Collection entries:

▬▬▬▬▬▬▬▬▬▬

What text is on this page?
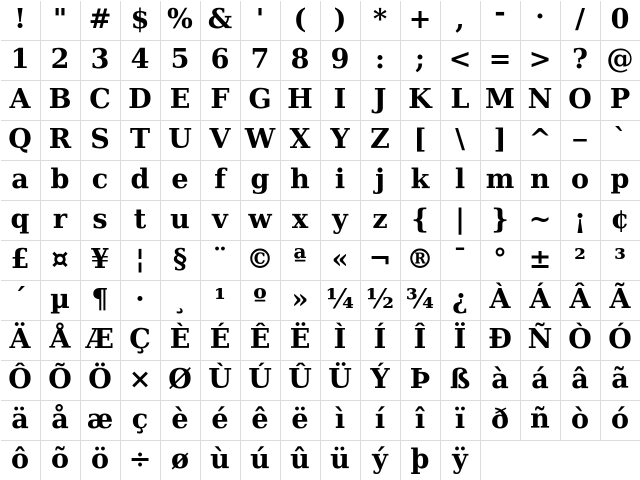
!	" # $ % & '	(	) * + ,	-	.	/ 0
1 2 3 4 5 6 7 8 9 :	; < = > ? @
A B C D E F G H I	J K L M N O P
Q R S T U V W X Y Z [	\	] ^ _ `
a b c d e f g h i	j k l m n o p
q r s t u v w x y z { | } ~ ¡ ¢
£ ¤ ¥ ¦	§ ¨ © ª « ¬ ® ¯ ° ± ²	³
´ µ ¶ ·	¸	¹	º » ¼ ½ ¾ ¿ À Á Â Ã
Ä Å Æ Ç È É Ê Ë Ì	Í	Î	Ï Ð Ñ Ò Ó
Ô Õ Ö × Ø Ù Ú Û Ü Ý Þ ß à á â ã
ä å æ ç è é ê ë ì	í	î	ï ð ñ ò ó
ô õ ö ÷ ø ù ú û ü ý þ ÿ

▬▬▬▬▬▬▬▬▬▬

▸ Do this
Leave out every picture and copy the rest of the records exactly.

▸ Completed task
What text is on this page?
!	" # $ % & '	(	) * + ,	-	.	/ 0
1 2 3 4 5 6 7 8 9 :	; < = > ? @
A B C D E F G H I	J K L M N O P
Q R S T U V W X Y Z [	\	] ^ _ `
a b c d e f g h i	j k l m n o p
q r s t u v w x y z { | } ~ ¡ ¢
£ ¤ ¥ ¦	§ ¨ © ª « ¬ ® ¯ ° ± ²	³
´ µ ¶ ·	¸	¹	º » ¼ ½ ¾ ¿ À Á Â Ã
Ä Å Æ Ç È É Ê Ë Ì	Í	Î	Ï Ð Ñ Ò Ó
Ô Õ Ö × Ø Ù Ú Û Ü Ý Þ ß à á â ã
ä å æ ç è é ê ë ì	í	î	ï ð ñ ò ó
ô õ ö ÷ ø ù ú û ü ý þ ÿ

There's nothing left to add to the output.